Exercise task = Reproduce all the entries precisely.

***

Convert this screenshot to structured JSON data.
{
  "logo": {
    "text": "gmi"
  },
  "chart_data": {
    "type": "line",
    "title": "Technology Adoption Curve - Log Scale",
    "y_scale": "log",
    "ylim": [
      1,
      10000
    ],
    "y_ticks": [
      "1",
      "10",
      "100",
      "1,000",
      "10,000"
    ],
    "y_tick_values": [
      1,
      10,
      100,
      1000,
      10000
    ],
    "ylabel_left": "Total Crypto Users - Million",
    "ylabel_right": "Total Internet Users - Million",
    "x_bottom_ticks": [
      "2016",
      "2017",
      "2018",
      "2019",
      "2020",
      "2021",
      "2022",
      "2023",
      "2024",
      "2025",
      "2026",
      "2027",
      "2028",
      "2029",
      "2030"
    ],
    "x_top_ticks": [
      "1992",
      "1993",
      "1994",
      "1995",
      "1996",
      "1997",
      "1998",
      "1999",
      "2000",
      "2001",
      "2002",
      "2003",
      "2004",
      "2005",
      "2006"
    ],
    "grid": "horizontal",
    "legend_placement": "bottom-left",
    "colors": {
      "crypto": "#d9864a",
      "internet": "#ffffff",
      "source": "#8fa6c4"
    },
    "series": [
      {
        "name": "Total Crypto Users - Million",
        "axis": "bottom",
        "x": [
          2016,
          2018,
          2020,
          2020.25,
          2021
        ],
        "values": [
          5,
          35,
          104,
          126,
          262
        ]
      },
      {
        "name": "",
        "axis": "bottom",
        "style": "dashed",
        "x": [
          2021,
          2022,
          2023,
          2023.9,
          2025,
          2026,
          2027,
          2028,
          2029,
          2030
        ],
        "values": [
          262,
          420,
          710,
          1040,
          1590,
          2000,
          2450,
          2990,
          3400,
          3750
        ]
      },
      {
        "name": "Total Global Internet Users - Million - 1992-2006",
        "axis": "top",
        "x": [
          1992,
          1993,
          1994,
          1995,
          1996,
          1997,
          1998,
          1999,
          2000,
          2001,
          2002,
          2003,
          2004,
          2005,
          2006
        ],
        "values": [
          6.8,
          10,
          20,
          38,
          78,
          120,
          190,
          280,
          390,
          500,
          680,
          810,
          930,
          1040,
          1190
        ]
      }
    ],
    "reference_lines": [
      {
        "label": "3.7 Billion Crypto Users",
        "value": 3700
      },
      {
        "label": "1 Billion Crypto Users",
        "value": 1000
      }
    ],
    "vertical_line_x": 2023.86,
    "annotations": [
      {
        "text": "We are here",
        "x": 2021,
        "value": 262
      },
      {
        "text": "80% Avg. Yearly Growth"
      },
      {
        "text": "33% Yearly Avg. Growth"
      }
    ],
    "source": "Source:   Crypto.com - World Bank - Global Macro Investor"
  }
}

***

Exercise response =
Convert this screenshot to structured JSON data.
{
  "logo": {
    "text": "gmi"
  },
  "chart_data": {
    "type": "line",
    "title": "Technology Adoption Curve - Log Scale",
    "y_scale": "log",
    "ylim": [
      1,
      10000
    ],
    "y_ticks": [
      "1",
      "10",
      "100",
      "1,000",
      "10,000"
    ],
    "y_tick_values": [
      1,
      10,
      100,
      1000,
      10000
    ],
    "ylabel_left": "Total Crypto Users - Million",
    "ylabel_right": "Total Internet Users - Million",
    "x_bottom_ticks": [
      "2016",
      "2017",
      "2018",
      "2019",
      "2020",
      "2021",
      "2022",
      "2023",
      "2024",
      "2025",
      "2026",
      "2027",
      "2028",
      "2029",
      "2030"
    ],
    "x_top_ticks": [
      "1992",
      "1993",
      "1994",
      "1995",
      "1996",
      "1997",
      "1998",
      "1999",
      "2000",
      "2001",
      "2002",
      "2003",
      "2004",
      "2005",
      "2006"
    ],
    "grid": "horizontal",
    "legend_placement": "bottom-left",
    "colors": {
      "crypto": "#d9864a",
      "internet": "#ffffff",
      "source": "#8fa6c4"
    },
    "series": [
      {
        "name": "Total Crypto Users - Million",
        "axis": "bottom",
        "x": [
          2016,
          2018,
          2020,
          2020.25,
          2021
        ],
        "values": [
          5,
          35,
          104,
          126,
          262
        ]
      },
      {
        "name": "",
        "axis": "bottom",
        "style": "dashed",
        "x": [
          2021,
          2022,
          2023,
          2023.9,
          2025,
          2026,
          2027,
          2028,
          2029,
          2030
        ],
        "values": [
          262,
          420,
          710,
          1040,
          1590,
          2000,
          2450,
          2990,
          3400,
          3750
        ]
      },
      {
        "name": "Total Global Internet Users - Million - 1992-2006",
        "axis": "top",
        "x": [
          1992,
          1993,
          1994,
          1995,
          1996,
          1997,
          1998,
          1999,
          2000,
          2001,
          2002,
          2003,
          2004,
          2005,
          2006
        ],
        "values": [
          6.8,
          10,
          20,
          38,
          78,
          120,
          190,
          280,
          390,
          500,
          680,
          810,
          930,
          1040,
          1190
        ]
      }
    ],
    "reference_lines": [
      {
        "label": "3.7 Billion Crypto Users",
        "value": 3700
      },
      {
        "label": "1 Billion Crypto Users",
        "value": 1000
      }
    ],
    "vertical_line_x": 2023.86,
    "annotations": [
      {
        "text": "We are here",
        "x": 2021,
        "value": 262
      },
      {
        "text": "80% Avg. Yearly Growth"
      },
      {
        "text": "33% Yearly Avg. Growth"
      }
    ],
    "source": "Source:   Crypto.com - World Bank - Global Macro Investor"
  }
}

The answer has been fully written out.